- _Given exercise_: How many lines in the entries below contain "JSON"? Answer with the number only.

- _Provided material_:
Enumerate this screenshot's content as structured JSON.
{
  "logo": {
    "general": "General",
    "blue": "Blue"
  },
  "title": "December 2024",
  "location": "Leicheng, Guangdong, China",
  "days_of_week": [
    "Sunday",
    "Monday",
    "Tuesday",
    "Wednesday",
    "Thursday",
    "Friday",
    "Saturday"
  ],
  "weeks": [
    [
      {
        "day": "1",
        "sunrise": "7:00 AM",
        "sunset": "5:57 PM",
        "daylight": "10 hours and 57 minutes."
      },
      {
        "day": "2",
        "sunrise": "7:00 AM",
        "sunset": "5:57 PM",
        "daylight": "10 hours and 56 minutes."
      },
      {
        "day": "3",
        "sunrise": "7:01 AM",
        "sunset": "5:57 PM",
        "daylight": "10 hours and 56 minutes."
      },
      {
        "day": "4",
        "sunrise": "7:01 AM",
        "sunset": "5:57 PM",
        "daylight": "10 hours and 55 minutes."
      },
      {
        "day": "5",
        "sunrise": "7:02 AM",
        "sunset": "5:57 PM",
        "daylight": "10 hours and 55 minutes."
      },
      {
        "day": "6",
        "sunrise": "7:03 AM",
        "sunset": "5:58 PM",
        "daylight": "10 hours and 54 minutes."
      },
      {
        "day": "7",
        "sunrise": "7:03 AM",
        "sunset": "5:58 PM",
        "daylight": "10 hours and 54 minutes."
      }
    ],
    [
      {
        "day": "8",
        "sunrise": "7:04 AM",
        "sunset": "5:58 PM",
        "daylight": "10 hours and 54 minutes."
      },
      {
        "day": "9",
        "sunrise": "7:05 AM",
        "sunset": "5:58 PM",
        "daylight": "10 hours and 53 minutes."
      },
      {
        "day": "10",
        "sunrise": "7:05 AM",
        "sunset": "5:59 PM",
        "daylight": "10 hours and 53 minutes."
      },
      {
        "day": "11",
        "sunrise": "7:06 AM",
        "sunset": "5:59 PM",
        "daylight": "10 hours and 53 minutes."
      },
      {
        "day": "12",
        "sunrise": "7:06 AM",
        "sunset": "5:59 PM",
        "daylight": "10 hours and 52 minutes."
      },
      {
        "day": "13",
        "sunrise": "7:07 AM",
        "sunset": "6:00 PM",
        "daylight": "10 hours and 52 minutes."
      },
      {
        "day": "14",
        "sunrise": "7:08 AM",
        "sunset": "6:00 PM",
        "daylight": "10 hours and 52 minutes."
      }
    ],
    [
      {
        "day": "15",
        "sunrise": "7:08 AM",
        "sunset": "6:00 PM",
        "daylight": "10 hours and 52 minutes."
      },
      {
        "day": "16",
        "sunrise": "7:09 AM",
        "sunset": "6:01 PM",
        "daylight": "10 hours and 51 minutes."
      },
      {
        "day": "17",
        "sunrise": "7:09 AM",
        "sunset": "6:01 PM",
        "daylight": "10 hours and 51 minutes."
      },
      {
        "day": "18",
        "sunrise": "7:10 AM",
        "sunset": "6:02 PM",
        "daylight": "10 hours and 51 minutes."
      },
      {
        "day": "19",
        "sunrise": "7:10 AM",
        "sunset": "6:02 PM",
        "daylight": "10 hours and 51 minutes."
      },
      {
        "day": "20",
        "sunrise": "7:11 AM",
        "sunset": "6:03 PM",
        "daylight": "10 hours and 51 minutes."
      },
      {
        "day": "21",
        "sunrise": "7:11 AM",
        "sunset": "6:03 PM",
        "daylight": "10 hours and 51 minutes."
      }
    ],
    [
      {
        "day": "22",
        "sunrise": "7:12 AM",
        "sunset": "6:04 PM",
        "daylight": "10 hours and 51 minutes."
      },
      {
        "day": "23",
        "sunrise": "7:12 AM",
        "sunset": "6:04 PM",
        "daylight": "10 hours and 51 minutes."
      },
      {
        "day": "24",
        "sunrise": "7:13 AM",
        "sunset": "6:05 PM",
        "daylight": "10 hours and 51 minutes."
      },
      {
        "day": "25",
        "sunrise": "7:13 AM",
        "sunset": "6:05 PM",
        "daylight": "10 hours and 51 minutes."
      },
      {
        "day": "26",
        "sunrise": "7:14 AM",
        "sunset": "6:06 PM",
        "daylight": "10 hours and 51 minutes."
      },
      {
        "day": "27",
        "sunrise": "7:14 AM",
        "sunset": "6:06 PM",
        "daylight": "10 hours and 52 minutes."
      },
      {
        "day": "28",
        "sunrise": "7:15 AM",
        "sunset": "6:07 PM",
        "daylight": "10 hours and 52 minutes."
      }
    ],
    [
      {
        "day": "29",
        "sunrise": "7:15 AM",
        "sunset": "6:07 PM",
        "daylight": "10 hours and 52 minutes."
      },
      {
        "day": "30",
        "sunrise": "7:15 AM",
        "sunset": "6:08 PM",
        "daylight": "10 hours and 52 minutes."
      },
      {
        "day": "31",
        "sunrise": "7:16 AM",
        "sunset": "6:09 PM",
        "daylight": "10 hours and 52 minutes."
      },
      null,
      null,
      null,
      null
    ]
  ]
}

--

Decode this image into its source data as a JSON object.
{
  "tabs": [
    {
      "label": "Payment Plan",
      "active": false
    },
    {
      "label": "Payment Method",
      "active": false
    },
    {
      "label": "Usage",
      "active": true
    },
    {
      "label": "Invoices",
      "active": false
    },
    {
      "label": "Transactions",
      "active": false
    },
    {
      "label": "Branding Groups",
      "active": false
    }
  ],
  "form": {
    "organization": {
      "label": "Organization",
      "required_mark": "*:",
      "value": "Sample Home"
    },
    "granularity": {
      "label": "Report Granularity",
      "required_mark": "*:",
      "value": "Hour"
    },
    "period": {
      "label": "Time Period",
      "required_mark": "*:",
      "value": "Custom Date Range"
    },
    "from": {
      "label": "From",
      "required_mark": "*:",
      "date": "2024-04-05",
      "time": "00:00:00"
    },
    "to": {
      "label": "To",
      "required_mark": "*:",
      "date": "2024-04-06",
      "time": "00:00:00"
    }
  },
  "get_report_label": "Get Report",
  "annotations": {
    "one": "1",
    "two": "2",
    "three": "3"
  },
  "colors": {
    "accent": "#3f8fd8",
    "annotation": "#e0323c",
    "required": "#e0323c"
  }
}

- _Written response_: 2